◆ **Your goal**
Determine the count of lines holding "cart" and give that count alone.

◆ **Information provided**
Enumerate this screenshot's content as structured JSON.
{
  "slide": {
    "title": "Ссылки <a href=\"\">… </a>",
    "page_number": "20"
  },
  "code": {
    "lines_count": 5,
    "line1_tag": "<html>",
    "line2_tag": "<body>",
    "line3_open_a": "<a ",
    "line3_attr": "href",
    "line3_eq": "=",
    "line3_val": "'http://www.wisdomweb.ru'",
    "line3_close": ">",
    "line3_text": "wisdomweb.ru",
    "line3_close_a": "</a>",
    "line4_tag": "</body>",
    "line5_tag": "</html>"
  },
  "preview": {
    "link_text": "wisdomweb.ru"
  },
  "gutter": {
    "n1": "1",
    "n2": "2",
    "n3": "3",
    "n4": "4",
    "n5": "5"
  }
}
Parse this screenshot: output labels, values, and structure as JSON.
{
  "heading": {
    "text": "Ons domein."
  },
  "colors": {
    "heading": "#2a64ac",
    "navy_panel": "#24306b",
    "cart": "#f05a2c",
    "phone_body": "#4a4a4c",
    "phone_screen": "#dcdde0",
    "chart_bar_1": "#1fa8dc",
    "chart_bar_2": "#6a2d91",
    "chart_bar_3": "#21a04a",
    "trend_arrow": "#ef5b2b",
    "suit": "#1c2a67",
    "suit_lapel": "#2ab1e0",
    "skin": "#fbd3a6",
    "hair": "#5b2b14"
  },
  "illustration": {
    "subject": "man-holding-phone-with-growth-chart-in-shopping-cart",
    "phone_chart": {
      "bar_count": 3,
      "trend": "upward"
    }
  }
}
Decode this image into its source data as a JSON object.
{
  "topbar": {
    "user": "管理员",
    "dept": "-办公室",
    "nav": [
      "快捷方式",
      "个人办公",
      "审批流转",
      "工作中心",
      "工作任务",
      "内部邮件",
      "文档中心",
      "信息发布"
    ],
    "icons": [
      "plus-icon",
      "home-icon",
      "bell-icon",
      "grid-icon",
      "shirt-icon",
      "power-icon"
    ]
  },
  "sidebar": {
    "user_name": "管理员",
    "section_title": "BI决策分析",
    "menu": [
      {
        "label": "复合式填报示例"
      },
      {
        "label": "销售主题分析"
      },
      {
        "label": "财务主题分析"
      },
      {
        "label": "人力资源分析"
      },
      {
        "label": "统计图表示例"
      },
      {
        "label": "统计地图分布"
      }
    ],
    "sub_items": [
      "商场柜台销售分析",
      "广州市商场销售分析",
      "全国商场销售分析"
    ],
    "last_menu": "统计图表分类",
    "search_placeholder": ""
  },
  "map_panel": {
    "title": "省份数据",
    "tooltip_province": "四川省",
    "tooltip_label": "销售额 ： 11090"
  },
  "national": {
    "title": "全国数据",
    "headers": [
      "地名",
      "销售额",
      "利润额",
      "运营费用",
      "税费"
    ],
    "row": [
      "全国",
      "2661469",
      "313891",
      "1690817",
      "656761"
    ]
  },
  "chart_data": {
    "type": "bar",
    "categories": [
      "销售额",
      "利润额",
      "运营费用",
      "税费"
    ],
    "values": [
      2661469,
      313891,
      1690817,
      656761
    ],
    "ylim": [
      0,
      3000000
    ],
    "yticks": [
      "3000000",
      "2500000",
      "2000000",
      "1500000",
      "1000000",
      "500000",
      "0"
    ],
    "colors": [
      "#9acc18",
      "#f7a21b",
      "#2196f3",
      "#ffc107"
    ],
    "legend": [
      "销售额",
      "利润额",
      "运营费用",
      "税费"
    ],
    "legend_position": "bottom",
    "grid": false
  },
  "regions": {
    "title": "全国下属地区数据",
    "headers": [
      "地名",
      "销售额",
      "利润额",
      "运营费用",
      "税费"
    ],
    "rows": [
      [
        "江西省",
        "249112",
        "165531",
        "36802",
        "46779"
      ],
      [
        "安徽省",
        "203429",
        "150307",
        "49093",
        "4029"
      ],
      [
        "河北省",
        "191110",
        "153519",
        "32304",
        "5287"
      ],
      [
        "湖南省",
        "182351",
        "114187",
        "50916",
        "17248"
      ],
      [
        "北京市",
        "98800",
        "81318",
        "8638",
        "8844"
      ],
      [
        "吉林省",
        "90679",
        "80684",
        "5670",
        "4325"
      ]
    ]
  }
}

◆ **Final result**
2